BEGIN Supplied data
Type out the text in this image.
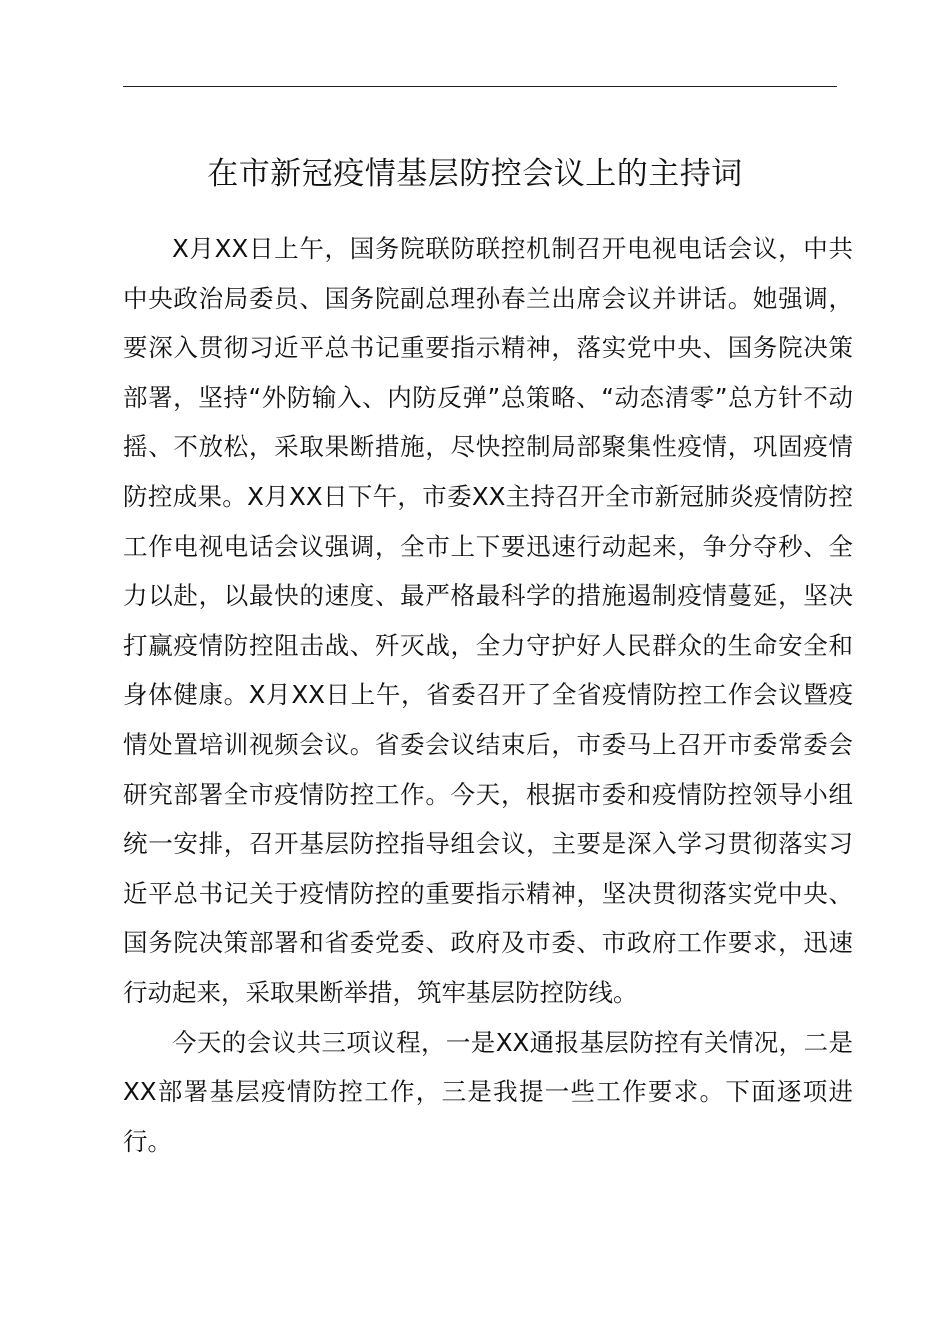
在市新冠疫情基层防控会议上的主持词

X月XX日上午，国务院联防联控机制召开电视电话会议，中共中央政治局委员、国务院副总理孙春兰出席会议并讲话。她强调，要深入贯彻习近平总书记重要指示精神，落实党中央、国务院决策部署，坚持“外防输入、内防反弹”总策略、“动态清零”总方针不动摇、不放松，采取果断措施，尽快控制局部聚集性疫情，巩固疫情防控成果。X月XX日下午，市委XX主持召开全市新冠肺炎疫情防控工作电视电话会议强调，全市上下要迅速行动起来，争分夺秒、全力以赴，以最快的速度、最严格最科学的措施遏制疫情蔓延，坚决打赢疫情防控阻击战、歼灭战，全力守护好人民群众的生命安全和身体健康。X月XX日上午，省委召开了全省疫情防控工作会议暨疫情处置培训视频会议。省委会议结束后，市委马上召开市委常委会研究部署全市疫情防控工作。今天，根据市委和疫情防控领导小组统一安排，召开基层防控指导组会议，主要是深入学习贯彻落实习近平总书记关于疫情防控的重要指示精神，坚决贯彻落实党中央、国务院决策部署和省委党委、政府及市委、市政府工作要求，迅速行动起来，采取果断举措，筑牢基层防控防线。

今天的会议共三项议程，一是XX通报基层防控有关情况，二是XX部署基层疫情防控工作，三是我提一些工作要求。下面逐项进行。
END Supplied data
BEGIN Supplied data
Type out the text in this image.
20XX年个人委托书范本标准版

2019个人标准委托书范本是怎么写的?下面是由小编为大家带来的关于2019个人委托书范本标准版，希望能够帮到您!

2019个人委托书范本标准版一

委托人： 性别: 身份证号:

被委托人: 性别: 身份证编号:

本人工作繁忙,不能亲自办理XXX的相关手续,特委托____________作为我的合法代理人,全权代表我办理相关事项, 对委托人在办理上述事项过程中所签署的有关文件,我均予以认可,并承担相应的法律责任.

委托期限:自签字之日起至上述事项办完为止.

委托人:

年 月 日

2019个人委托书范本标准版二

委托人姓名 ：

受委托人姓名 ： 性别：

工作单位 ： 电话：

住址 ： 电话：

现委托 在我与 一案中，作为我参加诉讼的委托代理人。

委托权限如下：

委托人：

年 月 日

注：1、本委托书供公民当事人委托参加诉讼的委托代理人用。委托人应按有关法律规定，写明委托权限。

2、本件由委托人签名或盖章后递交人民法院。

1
END Supplied data
BEGIN Supplied data
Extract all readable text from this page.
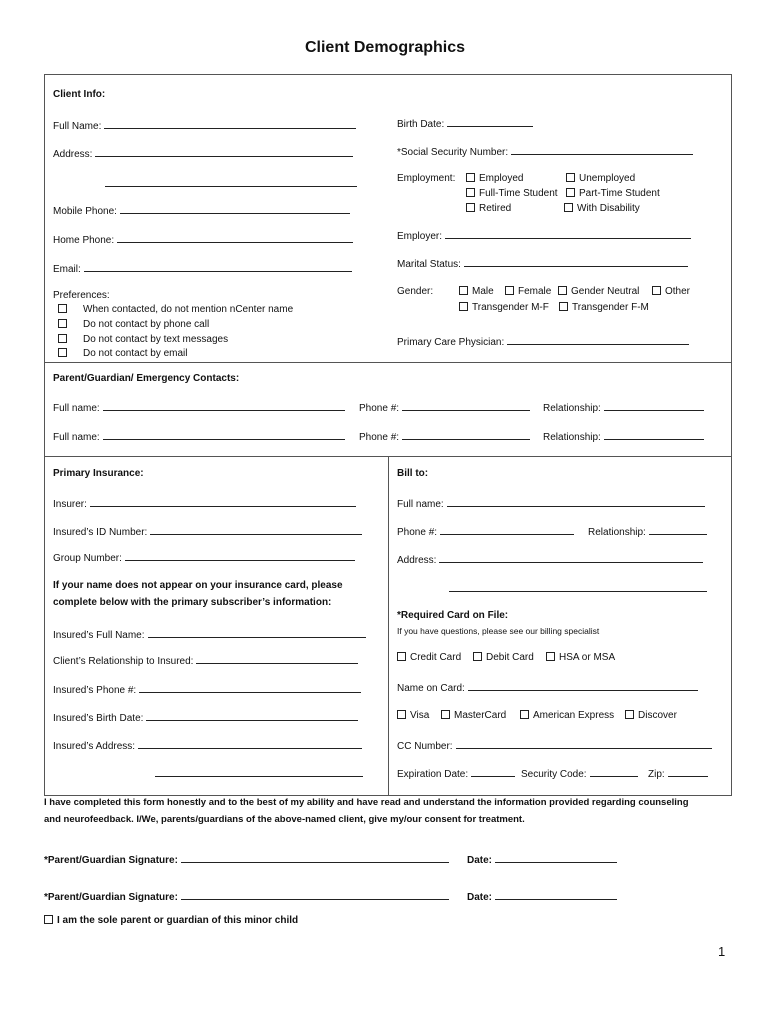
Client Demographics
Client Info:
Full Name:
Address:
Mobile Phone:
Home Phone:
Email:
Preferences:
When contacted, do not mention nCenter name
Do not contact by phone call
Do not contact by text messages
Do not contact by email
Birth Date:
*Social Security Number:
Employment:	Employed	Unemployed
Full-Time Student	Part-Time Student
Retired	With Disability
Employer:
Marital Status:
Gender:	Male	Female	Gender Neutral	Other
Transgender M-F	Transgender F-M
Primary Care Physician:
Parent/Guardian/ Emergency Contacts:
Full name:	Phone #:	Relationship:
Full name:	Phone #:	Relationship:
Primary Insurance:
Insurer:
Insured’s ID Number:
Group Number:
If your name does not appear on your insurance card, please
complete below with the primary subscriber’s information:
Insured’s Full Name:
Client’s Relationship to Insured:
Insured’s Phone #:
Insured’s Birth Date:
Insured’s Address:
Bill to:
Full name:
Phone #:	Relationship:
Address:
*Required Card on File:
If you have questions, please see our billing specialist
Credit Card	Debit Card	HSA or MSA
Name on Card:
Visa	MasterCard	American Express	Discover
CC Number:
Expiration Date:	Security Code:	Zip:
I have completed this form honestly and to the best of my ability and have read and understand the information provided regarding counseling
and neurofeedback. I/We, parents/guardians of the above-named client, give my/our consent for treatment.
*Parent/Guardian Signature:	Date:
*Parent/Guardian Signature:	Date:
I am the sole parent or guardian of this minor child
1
END Supplied data
**What you are asked to do**
Report only the number of lines in the data above that contain "Security".

**In response**
2